What you need to do
Exact repetition is required: output every record in full.

━━━━━ Listing ━━━━━

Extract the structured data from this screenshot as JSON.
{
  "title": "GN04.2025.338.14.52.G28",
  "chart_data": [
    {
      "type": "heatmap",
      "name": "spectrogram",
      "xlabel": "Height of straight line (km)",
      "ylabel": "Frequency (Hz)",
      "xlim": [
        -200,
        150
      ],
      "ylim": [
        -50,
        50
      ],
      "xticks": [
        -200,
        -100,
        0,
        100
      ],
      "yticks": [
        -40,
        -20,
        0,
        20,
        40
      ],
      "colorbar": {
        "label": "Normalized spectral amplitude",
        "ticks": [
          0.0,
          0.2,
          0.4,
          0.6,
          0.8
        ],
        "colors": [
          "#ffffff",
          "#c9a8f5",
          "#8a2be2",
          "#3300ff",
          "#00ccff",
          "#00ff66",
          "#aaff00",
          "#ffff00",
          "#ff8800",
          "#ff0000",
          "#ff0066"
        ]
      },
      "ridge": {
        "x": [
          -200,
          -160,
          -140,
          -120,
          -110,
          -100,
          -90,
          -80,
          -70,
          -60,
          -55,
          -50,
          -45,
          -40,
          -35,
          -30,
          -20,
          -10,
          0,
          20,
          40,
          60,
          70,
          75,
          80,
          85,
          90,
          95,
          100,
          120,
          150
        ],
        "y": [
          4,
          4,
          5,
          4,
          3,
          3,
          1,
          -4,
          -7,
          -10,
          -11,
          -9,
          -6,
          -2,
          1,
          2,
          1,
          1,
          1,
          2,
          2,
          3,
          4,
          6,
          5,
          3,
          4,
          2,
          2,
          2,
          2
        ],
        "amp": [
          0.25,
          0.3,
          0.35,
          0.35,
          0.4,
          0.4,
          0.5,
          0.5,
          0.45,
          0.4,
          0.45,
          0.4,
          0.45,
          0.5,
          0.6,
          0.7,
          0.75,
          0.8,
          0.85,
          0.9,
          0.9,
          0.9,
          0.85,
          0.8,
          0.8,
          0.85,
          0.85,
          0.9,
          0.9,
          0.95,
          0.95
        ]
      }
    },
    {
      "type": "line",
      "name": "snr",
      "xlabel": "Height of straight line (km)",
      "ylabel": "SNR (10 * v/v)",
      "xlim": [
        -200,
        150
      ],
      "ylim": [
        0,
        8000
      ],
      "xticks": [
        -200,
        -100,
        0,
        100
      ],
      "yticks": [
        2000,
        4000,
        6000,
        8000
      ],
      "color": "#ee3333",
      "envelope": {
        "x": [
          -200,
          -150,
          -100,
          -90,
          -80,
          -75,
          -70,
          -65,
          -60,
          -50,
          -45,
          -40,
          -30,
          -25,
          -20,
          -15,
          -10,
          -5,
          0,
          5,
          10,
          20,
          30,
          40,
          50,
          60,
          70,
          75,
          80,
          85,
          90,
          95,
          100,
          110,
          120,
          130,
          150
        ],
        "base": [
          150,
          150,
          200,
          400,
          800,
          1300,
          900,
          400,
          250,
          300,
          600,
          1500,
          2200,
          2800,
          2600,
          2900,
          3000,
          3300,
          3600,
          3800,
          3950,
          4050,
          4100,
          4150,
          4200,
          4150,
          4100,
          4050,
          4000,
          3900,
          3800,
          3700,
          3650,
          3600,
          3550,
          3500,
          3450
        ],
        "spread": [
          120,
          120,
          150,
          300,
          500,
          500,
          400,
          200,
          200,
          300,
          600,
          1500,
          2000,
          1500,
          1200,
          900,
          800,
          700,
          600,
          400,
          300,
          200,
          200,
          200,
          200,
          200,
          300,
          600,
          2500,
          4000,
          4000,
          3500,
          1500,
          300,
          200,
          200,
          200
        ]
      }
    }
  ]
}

━━━━━

Worked answer
Extract the structured data from this screenshot as JSON.
{
  "title": "GN04.2025.338.14.52.G28",
  "chart_data": [
    {
      "type": "heatmap",
      "name": "spectrogram",
      "xlabel": "Height of straight line (km)",
      "ylabel": "Frequency (Hz)",
      "xlim": [
        -200,
        150
      ],
      "ylim": [
        -50,
        50
      ],
      "xticks": [
        -200,
        -100,
        0,
        100
      ],
      "yticks": [
        -40,
        -20,
        0,
        20,
        40
      ],
      "colorbar": {
        "label": "Normalized spectral amplitude",
        "ticks": [
          0.0,
          0.2,
          0.4,
          0.6,
          0.8
        ],
        "colors": [
          "#ffffff",
          "#c9a8f5",
          "#8a2be2",
          "#3300ff",
          "#00ccff",
          "#00ff66",
          "#aaff00",
          "#ffff00",
          "#ff8800",
          "#ff0000",
          "#ff0066"
        ]
      },
      "ridge": {
        "x": [
          -200,
          -160,
          -140,
          -120,
          -110,
          -100,
          -90,
          -80,
          -70,
          -60,
          -55,
          -50,
          -45,
          -40,
          -35,
          -30,
          -20,
          -10,
          0,
          20,
          40,
          60,
          70,
          75,
          80,
          85,
          90,
          95,
          100,
          120,
          150
        ],
        "y": [
          4,
          4,
          5,
          4,
          3,
          3,
          1,
          -4,
          -7,
          -10,
          -11,
          -9,
          -6,
          -2,
          1,
          2,
          1,
          1,
          1,
          2,
          2,
          3,
          4,
          6,
          5,
          3,
          4,
          2,
          2,
          2,
          2
        ],
        "amp": [
          0.25,
          0.3,
          0.35,
          0.35,
          0.4,
          0.4,
          0.5,
          0.5,
          0.45,
          0.4,
          0.45,
          0.4,
          0.45,
          0.5,
          0.6,
          0.7,
          0.75,
          0.8,
          0.85,
          0.9,
          0.9,
          0.9,
          0.85,
          0.8,
          0.8,
          0.85,
          0.85,
          0.9,
          0.9,
          0.95,
          0.95
        ]
      }
    },
    {
      "type": "line",
      "name": "snr",
      "xlabel": "Height of straight line (km)",
      "ylabel": "SNR (10 * v/v)",
      "xlim": [
        -200,
        150
      ],
      "ylim": [
        0,
        8000
      ],
      "xticks": [
        -200,
        -100,
        0,
        100
      ],
      "yticks": [
        2000,
        4000,
        6000,
        8000
      ],
      "color": "#ee3333",
      "envelope": {
        "x": [
          -200,
          -150,
          -100,
          -90,
          -80,
          -75,
          -70,
          -65,
          -60,
          -50,
          -45,
          -40,
          -30,
          -25,
          -20,
          -15,
          -10,
          -5,
          0,
          5,
          10,
          20,
          30,
          40,
          50,
          60,
          70,
          75,
          80,
          85,
          90,
          95,
          100,
          110,
          120,
          130,
          150
        ],
        "base": [
          150,
          150,
          200,
          400,
          800,
          1300,
          900,
          400,
          250,
          300,
          600,
          1500,
          2200,
          2800,
          2600,
          2900,
          3000,
          3300,
          3600,
          3800,
          3950,
          4050,
          4100,
          4150,
          4200,
          4150,
          4100,
          4050,
          4000,
          3900,
          3800,
          3700,
          3650,
          3600,
          3550,
          3500,
          3450
        ],
        "spread": [
          120,
          120,
          150,
          300,
          500,
          500,
          400,
          200,
          200,
          300,
          600,
          1500,
          2000,
          1500,
          1200,
          900,
          800,
          700,
          600,
          400,
          300,
          200,
          200,
          200,
          200,
          200,
          300,
          600,
          2500,
          4000,
          4000,
          3500,
          1500,
          300,
          200,
          200,
          200
        ]
      }
    }
  ]
}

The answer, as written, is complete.